Quote the whole listing verbatim.

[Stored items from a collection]
_____

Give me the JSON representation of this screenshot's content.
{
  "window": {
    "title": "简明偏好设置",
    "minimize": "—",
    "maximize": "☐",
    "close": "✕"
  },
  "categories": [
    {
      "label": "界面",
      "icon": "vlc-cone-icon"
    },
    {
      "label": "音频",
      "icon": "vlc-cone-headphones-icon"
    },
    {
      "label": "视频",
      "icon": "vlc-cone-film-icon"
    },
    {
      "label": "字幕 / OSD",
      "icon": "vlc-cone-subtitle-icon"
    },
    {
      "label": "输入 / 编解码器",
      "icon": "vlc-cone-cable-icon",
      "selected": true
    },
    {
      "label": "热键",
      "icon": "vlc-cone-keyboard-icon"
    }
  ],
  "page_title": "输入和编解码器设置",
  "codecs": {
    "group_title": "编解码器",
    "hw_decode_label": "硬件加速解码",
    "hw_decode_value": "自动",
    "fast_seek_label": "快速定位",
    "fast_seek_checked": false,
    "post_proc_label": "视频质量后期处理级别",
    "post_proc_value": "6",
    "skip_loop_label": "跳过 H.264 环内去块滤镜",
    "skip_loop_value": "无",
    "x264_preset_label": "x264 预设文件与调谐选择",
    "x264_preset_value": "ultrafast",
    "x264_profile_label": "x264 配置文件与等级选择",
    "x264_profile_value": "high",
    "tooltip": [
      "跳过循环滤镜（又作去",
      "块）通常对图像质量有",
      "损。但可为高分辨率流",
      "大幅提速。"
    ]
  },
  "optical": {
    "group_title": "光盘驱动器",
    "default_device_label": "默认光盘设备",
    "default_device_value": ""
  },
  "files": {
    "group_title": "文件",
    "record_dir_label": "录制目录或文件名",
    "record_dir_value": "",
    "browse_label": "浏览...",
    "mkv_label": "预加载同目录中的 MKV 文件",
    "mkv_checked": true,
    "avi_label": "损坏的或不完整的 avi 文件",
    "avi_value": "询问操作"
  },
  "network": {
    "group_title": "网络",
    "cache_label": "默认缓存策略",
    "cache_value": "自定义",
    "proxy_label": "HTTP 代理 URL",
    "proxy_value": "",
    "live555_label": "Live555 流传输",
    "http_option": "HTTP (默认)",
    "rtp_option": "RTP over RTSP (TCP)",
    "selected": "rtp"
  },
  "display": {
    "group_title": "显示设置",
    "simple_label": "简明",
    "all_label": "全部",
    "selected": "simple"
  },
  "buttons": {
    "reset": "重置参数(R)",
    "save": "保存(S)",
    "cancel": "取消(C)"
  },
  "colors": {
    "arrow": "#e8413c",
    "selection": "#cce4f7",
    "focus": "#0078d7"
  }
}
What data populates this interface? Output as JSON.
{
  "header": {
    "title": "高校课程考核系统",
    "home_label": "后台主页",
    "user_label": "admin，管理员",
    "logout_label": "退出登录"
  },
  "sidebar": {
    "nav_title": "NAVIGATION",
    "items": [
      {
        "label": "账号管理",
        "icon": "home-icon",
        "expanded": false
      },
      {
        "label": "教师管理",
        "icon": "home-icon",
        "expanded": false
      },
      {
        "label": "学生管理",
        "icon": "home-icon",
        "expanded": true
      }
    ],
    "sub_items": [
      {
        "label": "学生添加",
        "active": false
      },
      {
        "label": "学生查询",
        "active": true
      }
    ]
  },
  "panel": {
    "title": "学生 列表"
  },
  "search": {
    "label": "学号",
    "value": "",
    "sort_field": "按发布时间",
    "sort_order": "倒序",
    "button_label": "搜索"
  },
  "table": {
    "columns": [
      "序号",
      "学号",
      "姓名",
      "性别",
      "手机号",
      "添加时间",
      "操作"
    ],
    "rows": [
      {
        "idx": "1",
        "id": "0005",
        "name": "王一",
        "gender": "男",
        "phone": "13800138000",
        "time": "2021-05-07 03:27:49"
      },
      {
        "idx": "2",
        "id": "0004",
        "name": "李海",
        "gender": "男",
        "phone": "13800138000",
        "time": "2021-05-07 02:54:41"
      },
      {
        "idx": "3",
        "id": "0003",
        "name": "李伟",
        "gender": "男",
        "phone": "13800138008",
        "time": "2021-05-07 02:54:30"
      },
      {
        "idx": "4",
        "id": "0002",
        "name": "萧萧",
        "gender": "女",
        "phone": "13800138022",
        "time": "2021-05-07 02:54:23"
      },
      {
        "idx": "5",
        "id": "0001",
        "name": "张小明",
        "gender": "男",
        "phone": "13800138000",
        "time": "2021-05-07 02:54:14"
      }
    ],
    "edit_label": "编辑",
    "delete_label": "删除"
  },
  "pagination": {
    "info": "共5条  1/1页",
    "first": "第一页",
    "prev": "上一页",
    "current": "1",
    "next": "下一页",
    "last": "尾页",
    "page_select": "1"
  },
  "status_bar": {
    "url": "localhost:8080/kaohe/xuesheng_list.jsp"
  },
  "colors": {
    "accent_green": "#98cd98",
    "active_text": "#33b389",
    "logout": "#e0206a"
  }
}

_____

#### COMPLETED TASK:
Give me the JSON representation of this screenshot's content.
{
  "window": {
    "title": "简明偏好设置",
    "minimize": "—",
    "maximize": "☐",
    "close": "✕"
  },
  "categories": [
    {
      "label": "界面",
      "icon": "vlc-cone-icon"
    },
    {
      "label": "音频",
      "icon": "vlc-cone-headphones-icon"
    },
    {
      "label": "视频",
      "icon": "vlc-cone-film-icon"
    },
    {
      "label": "字幕 / OSD",
      "icon": "vlc-cone-subtitle-icon"
    },
    {
      "label": "输入 / 编解码器",
      "icon": "vlc-cone-cable-icon",
      "selected": true
    },
    {
      "label": "热键",
      "icon": "vlc-cone-keyboard-icon"
    }
  ],
  "page_title": "输入和编解码器设置",
  "codecs": {
    "group_title": "编解码器",
    "hw_decode_label": "硬件加速解码",
    "hw_decode_value": "自动",
    "fast_seek_label": "快速定位",
    "fast_seek_checked": false,
    "post_proc_label": "视频质量后期处理级别",
    "post_proc_value": "6",
    "skip_loop_label": "跳过 H.264 环内去块滤镜",
    "skip_loop_value": "无",
    "x264_preset_label": "x264 预设文件与调谐选择",
    "x264_preset_value": "ultrafast",
    "x264_profile_label": "x264 配置文件与等级选择",
    "x264_profile_value": "high",
    "tooltip": [
      "跳过循环滤镜（又作去",
      "块）通常对图像质量有",
      "损。但可为高分辨率流",
      "大幅提速。"
    ]
  },
  "optical": {
    "group_title": "光盘驱动器",
    "default_device_label": "默认光盘设备",
    "default_device_value": ""
  },
  "files": {
    "group_title": "文件",
    "record_dir_label": "录制目录或文件名",
    "record_dir_value": "",
    "browse_label": "浏览...",
    "mkv_label": "预加载同目录中的 MKV 文件",
    "mkv_checked": true,
    "avi_label": "损坏的或不完整的 avi 文件",
    "avi_value": "询问操作"
  },
  "network": {
    "group_title": "网络",
    "cache_label": "默认缓存策略",
    "cache_value": "自定义",
    "proxy_label": "HTTP 代理 URL",
    "proxy_value": "",
    "live555_label": "Live555 流传输",
    "http_option": "HTTP (默认)",
    "rtp_option": "RTP over RTSP (TCP)",
    "selected": "rtp"
  },
  "display": {
    "group_title": "显示设置",
    "simple_label": "简明",
    "all_label": "全部",
    "selected": "simple"
  },
  "buttons": {
    "reset": "重置参数(R)",
    "save": "保存(S)",
    "cancel": "取消(C)"
  },
  "colors": {
    "arrow": "#e8413c",
    "selection": "#cce4f7",
    "focus": "#0078d7"
  }
}
What data populates this interface? Output as JSON.
{
  "header": {
    "title": "高校课程考核系统",
    "home_label": "后台主页",
    "user_label": "admin，管理员",
    "logout_label": "退出登录"
  },
  "sidebar": {
    "nav_title": "NAVIGATION",
    "items": [
      {
        "label": "账号管理",
        "icon": "home-icon",
        "expanded": false
      },
      {
        "label": "教师管理",
        "icon": "home-icon",
        "expanded": false
      },
      {
        "label": "学生管理",
        "icon": "home-icon",
        "expanded": true
      }
    ],
    "sub_items": [
      {
        "label": "学生添加",
        "active": false
      },
      {
        "label": "学生查询",
        "active": true
      }
    ]
  },
  "panel": {
    "title": "学生 列表"
  },
  "search": {
    "label": "学号",
    "value": "",
    "sort_field": "按发布时间",
    "sort_order": "倒序",
    "button_label": "搜索"
  },
  "table": {
    "columns": [
      "序号",
      "学号",
      "姓名",
      "性别",
      "手机号",
      "添加时间",
      "操作"
    ],
    "rows": [
      {
        "idx": "1",
        "id": "0005",
        "name": "王一",
        "gender": "男",
        "phone": "13800138000",
        "time": "2021-05-07 03:27:49"
      },
      {
        "idx": "2",
        "id": "0004",
        "name": "李海",
        "gender": "男",
        "phone": "13800138000",
        "time": "2021-05-07 02:54:41"
      },
      {
        "idx": "3",
        "id": "0003",
        "name": "李伟",
        "gender": "男",
        "phone": "13800138008",
        "time": "2021-05-07 02:54:30"
      },
      {
        "idx": "4",
        "id": "0002",
        "name": "萧萧",
        "gender": "女",
        "phone": "13800138022",
        "time": "2021-05-07 02:54:23"
      },
      {
        "idx": "5",
        "id": "0001",
        "name": "张小明",
        "gender": "男",
        "phone": "13800138000",
        "time": "2021-05-07 02:54:14"
      }
    ],
    "edit_label": "编辑",
    "delete_label": "删除"
  },
  "pagination": {
    "info": "共5条  1/1页",
    "first": "第一页",
    "prev": "上一页",
    "current": "1",
    "next": "下一页",
    "last": "尾页",
    "page_select": "1"
  },
  "status_bar": {
    "url": "localhost:8080/kaohe/xuesheng_list.jsp"
  },
  "colors": {
    "accent_green": "#98cd98",
    "active_text": "#33b389",
    "logout": "#e0206a"
  }
}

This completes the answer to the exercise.